KPAI menyampaikan, perkawinan usia anak bukan hanya terjadi di Tulungagung, tapi juga di Lebak Banten, Sulawesi dan Jawa Tengah.
Ketua KPAI Susanto mengatakan, hal penting untuk menghentikan bola-bola salju tersebut adalah pentingnya orangtua Indonesia memiliki cara pandang yang sama terhadap pernikahan dini.
“Baik laki-laki usia anak maupun sebaliknya, usia anak dilindungi untuk usia perkawinan. Ikhtiar dilakukan secara masif. Semua pihak harus semua dijalankan, pastikan orang tua di Indonesia memiliki cara pandang yang sama,” kata Susanto.
Di Indonesia sendiri, data UNICEF yang diperoleh dari BPS menyebutkan, pada tahun 2015 prevalensi perkawinan anak sebesar 23 persen. Satu dari lima perempuan yang berusia 20-24 tahun telah melakukan perkawinan pertama pada usia di bawah 18 tahun.

------------

Petunjuk Tugas:
- a) Menurut kutipan tentang perkawinan usia anak, berapa prevalensi perkawinan anak di Indonesia pada tahun 2015?
- b) Ulangi kata demi kata bagian kutipan tentang perkawinan usia anak yang dimulai dengan kata-kata "KPAI menyampaikan, perkawinan" dan berakhir pada "bawah 18 tahun.".

(Entri dataset)
------------

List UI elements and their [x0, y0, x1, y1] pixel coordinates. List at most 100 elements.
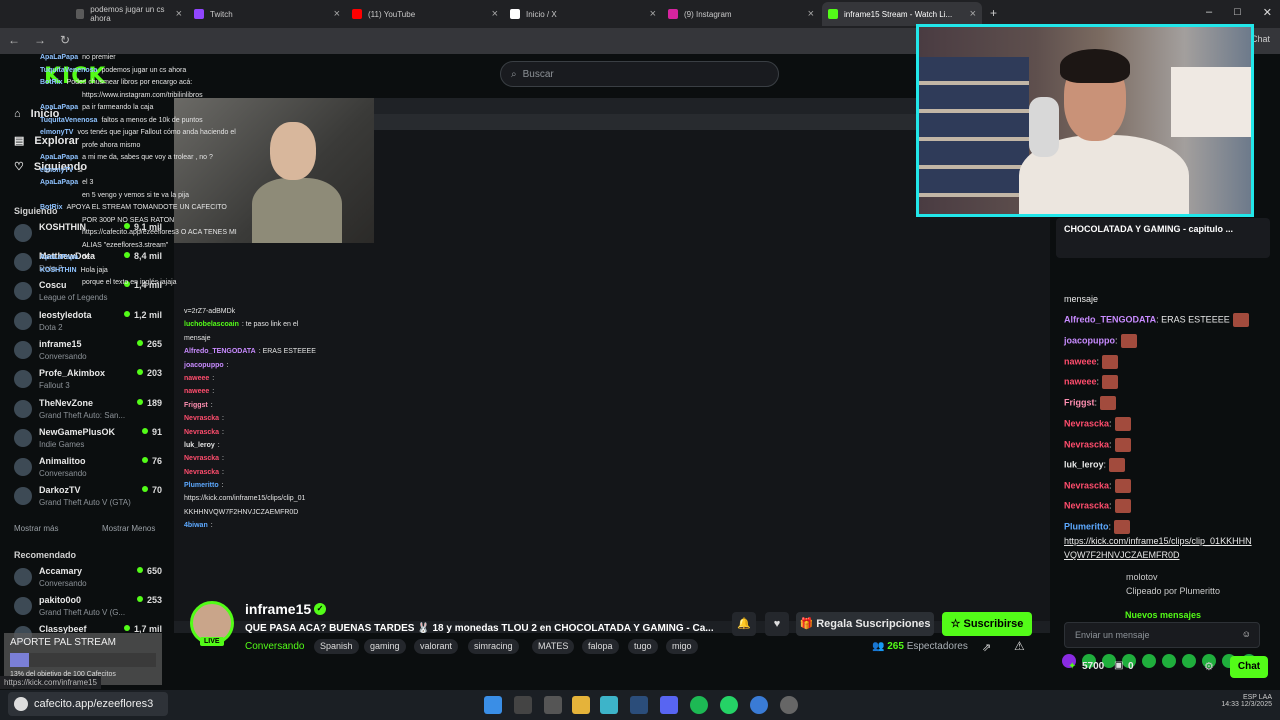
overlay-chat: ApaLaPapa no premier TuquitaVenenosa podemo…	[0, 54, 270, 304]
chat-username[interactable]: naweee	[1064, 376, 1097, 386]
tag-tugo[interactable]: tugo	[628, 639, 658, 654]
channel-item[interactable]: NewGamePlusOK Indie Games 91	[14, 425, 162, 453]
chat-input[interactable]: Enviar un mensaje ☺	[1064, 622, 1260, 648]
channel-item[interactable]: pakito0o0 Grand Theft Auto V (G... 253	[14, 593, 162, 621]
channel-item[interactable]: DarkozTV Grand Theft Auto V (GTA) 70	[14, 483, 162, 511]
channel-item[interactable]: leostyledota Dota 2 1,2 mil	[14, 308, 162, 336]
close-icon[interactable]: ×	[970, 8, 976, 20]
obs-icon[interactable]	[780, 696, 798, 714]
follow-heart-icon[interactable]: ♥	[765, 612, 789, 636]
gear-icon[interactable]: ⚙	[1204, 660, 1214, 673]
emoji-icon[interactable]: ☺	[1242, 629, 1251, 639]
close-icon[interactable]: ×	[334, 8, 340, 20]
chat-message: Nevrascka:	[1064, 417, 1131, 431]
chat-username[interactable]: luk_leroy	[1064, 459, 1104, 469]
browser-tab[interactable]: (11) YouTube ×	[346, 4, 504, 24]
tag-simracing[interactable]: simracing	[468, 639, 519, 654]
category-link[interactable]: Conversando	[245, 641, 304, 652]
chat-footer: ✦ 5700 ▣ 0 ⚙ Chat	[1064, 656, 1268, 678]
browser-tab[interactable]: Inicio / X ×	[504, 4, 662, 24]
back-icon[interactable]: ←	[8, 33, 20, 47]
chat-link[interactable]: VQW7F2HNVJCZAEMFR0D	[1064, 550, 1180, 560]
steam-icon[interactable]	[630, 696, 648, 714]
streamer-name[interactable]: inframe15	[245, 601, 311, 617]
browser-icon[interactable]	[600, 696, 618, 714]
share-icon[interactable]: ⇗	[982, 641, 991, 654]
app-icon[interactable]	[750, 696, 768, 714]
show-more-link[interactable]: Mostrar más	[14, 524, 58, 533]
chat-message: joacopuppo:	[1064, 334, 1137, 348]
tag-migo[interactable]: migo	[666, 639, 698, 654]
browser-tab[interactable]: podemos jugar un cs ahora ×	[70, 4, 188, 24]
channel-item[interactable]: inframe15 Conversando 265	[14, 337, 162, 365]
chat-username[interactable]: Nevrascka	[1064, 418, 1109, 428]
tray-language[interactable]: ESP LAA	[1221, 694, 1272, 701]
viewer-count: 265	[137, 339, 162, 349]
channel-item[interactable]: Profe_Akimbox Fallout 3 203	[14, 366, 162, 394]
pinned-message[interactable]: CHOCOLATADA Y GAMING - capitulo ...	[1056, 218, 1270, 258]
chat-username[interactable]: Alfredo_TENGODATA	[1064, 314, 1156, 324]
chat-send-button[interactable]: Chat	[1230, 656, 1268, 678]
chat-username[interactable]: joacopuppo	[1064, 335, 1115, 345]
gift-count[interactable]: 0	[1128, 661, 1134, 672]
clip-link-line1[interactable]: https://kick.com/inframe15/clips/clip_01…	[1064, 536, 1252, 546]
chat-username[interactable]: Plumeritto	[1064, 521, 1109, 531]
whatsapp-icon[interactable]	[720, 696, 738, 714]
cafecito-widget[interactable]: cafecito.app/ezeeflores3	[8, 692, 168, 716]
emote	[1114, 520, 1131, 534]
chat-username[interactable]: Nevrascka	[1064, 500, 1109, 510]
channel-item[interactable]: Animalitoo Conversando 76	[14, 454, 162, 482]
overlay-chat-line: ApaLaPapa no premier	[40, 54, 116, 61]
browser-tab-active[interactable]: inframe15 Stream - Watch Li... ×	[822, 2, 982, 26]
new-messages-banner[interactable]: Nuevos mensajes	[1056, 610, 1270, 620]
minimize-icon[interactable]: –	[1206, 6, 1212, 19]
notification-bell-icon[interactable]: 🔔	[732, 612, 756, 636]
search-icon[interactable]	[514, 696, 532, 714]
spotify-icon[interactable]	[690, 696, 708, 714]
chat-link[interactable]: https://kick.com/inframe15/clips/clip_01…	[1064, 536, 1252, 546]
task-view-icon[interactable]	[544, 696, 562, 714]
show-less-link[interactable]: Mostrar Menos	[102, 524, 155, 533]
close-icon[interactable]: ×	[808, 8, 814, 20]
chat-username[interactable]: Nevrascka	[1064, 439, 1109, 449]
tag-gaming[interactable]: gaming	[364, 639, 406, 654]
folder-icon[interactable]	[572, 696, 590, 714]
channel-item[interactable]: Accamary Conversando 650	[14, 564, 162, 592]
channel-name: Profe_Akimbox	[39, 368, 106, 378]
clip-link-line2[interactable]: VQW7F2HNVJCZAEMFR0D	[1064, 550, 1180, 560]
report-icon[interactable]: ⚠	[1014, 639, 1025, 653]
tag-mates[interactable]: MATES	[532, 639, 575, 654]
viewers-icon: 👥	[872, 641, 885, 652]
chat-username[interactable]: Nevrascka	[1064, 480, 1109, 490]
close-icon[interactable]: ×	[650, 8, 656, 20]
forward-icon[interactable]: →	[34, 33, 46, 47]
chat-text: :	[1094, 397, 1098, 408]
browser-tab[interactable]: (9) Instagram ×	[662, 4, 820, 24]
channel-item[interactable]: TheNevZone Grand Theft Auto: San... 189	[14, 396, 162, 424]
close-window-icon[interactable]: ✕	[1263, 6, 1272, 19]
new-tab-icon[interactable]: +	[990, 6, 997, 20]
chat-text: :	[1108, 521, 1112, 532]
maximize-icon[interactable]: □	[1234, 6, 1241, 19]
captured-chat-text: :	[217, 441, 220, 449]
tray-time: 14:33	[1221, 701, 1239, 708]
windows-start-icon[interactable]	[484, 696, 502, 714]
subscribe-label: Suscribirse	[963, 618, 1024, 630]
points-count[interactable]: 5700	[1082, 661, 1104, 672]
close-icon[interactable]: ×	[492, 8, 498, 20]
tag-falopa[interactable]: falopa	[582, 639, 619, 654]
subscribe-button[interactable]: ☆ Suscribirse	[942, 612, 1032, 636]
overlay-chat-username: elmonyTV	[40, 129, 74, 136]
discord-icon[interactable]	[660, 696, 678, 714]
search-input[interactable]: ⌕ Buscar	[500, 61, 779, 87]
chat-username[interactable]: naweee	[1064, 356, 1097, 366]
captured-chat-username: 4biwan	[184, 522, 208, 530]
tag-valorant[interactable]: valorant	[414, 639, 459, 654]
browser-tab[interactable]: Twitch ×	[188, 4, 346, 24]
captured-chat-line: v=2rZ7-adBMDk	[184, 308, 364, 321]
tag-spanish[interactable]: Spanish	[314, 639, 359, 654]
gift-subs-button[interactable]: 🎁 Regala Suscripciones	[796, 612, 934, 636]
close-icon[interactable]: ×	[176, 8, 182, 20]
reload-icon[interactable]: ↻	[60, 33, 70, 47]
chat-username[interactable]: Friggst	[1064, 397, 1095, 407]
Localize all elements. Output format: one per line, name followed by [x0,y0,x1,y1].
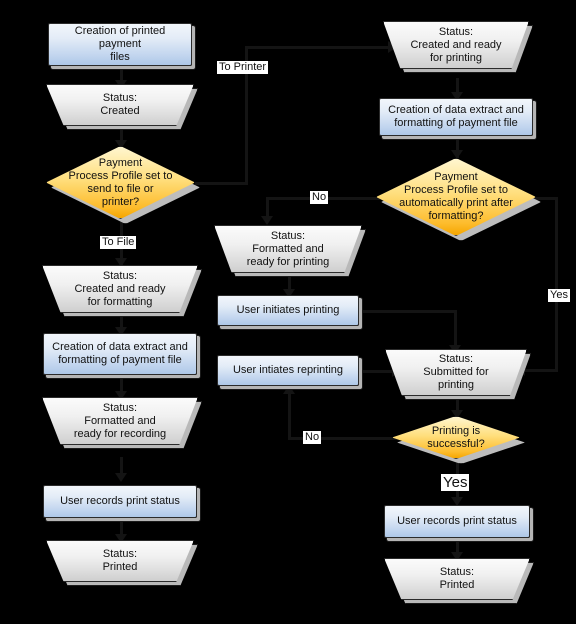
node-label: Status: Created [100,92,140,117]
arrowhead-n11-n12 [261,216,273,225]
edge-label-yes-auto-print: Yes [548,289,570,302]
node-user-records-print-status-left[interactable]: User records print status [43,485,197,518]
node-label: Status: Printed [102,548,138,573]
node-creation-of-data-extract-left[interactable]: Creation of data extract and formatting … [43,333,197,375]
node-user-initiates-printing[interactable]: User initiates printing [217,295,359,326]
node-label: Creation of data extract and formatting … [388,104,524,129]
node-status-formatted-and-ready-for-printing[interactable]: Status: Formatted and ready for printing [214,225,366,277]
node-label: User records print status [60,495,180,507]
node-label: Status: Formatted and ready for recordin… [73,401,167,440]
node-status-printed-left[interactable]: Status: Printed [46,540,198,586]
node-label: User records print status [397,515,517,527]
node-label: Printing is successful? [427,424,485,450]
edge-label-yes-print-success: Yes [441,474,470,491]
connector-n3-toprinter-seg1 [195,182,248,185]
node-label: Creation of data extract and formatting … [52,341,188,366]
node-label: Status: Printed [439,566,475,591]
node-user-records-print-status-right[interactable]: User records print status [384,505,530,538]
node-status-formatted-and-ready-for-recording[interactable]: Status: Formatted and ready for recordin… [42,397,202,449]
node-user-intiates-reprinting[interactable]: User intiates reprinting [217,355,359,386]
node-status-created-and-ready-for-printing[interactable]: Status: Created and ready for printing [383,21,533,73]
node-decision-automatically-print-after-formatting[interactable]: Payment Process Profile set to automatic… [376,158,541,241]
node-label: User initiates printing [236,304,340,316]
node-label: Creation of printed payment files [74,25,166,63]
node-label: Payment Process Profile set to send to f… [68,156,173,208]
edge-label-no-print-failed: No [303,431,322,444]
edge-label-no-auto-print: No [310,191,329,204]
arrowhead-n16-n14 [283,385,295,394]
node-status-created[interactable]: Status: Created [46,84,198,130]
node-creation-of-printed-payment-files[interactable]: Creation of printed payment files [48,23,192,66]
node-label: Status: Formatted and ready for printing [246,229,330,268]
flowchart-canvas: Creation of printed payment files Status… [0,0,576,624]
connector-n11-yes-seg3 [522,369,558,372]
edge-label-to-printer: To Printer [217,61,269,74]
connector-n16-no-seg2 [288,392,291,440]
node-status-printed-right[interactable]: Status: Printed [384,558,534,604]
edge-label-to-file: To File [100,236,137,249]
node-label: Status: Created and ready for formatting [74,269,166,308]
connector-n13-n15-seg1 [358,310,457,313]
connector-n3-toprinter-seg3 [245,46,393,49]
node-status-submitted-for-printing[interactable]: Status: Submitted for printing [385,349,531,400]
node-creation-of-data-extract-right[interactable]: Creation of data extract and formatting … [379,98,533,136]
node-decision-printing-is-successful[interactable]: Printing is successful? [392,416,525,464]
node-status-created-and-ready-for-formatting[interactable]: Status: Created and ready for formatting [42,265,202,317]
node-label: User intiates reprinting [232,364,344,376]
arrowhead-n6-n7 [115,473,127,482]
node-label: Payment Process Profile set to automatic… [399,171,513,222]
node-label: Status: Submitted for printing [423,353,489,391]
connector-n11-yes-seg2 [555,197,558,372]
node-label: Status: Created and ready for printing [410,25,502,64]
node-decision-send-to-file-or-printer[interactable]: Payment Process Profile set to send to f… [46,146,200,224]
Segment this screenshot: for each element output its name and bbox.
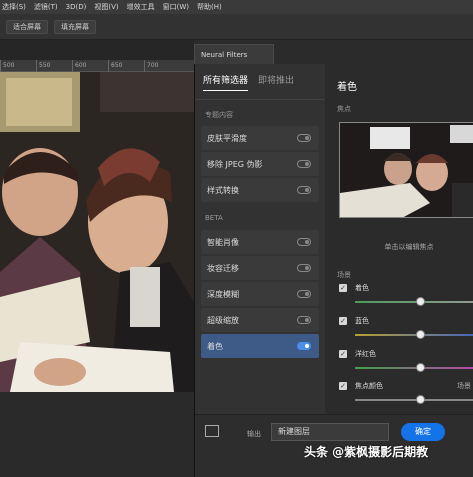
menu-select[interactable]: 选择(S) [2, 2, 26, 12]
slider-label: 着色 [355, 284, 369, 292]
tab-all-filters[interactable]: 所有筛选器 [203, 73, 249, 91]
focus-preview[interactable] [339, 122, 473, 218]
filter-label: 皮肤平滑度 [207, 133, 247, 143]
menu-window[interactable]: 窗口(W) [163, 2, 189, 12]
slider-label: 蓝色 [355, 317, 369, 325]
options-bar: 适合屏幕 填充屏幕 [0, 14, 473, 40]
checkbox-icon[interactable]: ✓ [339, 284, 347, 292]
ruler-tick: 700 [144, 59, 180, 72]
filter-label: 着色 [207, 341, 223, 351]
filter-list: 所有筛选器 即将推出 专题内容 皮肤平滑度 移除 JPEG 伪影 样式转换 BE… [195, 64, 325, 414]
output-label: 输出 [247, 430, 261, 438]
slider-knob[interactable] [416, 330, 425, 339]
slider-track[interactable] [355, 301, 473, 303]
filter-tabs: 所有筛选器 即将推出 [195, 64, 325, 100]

------------

Tanggapan:
- a) 23 persen.

- b)
KPAI menyampaikan, perkawinan usia anak bukan hanya terjadi di Tulungagung, tapi juga di Lebak Banten, Sulawesi dan Jawa Tengah.
Ketua KPAI Susanto mengatakan, hal penting untuk menghentikan bola-bola salju tersebut adalah pentingnya orangtua Indonesia memiliki cara pandang yang sama terhadap pernikahan dini.
“Baik laki-laki usia anak maupun sebaliknya, usia anak dilindungi untuk usia perkawinan. Ikhtiar dilakukan secara masif. Semua pihak harus semua dijalankan, pastikan orang tua di Indonesia memiliki cara pandang yang sama,” kata Susanto.
Di Indonesia sendiri, data UNICEF yang diperoleh dari BPS menyebutkan, pada tahun 2015 prevalensi perkawinan anak sebesar 23 persen. Satu dari lima perempuan yang berusia 20-24 tahun telah melakukan perkawinan pertama pada usia di bawah 18 tahun.